■ **RECORDS SHOWN**

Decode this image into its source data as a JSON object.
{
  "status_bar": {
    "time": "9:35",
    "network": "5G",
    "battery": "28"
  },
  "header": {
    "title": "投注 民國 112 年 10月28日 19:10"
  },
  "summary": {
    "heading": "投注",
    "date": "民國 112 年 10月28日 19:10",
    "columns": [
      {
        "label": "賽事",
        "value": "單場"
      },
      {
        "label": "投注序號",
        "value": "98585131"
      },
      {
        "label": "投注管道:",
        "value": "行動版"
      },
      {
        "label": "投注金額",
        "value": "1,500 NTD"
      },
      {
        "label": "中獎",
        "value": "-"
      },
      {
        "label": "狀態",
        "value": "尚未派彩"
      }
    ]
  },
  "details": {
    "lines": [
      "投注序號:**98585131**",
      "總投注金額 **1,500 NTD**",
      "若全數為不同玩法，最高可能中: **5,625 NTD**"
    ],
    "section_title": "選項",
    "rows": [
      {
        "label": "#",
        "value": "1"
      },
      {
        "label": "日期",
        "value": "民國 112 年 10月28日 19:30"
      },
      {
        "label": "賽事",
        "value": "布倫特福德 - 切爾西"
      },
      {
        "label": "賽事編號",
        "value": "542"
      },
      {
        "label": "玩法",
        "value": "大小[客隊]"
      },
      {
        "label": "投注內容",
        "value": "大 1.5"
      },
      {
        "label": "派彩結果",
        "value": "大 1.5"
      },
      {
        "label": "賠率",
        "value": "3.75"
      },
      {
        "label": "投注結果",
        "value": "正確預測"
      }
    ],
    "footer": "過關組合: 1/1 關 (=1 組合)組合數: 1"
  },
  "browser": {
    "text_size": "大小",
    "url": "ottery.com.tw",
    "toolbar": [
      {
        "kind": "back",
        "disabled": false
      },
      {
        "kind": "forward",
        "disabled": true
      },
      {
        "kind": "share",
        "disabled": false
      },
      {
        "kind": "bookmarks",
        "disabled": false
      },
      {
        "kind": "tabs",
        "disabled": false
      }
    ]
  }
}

■ **WHAT IS BEING ASKED**
Copy out each record exactly as given, omitting none.

■ **RESPONSE FOR THIS EXERCISE**
Decode this image into its source data as a JSON object.
{
  "status_bar": {
    "time": "9:35",
    "network": "5G",
    "battery": "28"
  },
  "header": {
    "title": "投注 民國 112 年 10月28日 19:10"
  },
  "summary": {
    "heading": "投注",
    "date": "民國 112 年 10月28日 19:10",
    "columns": [
      {
        "label": "賽事",
        "value": "單場"
      },
      {
        "label": "投注序號",
        "value": "98585131"
      },
      {
        "label": "投注管道:",
        "value": "行動版"
      },
      {
        "label": "投注金額",
        "value": "1,500 NTD"
      },
      {
        "label": "中獎",
        "value": "-"
      },
      {
        "label": "狀態",
        "value": "尚未派彩"
      }
    ]
  },
  "details": {
    "lines": [
      "投注序號:**98585131**",
      "總投注金額 **1,500 NTD**",
      "若全數為不同玩法，最高可能中: **5,625 NTD**"
    ],
    "section_title": "選項",
    "rows": [
      {
        "label": "#",
        "value": "1"
      },
      {
        "label": "日期",
        "value": "民國 112 年 10月28日 19:30"
      },
      {
        "label": "賽事",
        "value": "布倫特福德 - 切爾西"
      },
      {
        "label": "賽事編號",
        "value": "542"
      },
      {
        "label": "玩法",
        "value": "大小[客隊]"
      },
      {
        "label": "投注內容",
        "value": "大 1.5"
      },
      {
        "label": "派彩結果",
        "value": "大 1.5"
      },
      {
        "label": "賠率",
        "value": "3.75"
      },
      {
        "label": "投注結果",
        "value": "正確預測"
      }
    ],
    "footer": "過關組合: 1/1 關 (=1 組合)組合數: 1"
  },
  "browser": {
    "text_size": "大小",
    "url": "ottery.com.tw",
    "toolbar": [
      {
        "kind": "back",
        "disabled": false
      },
      {
        "kind": "forward",
        "disabled": true
      },
      {
        "kind": "share",
        "disabled": false
      },
      {
        "kind": "bookmarks",
        "disabled": false
      },
      {
        "kind": "tabs",
        "disabled": false
      }
    ]
  }
}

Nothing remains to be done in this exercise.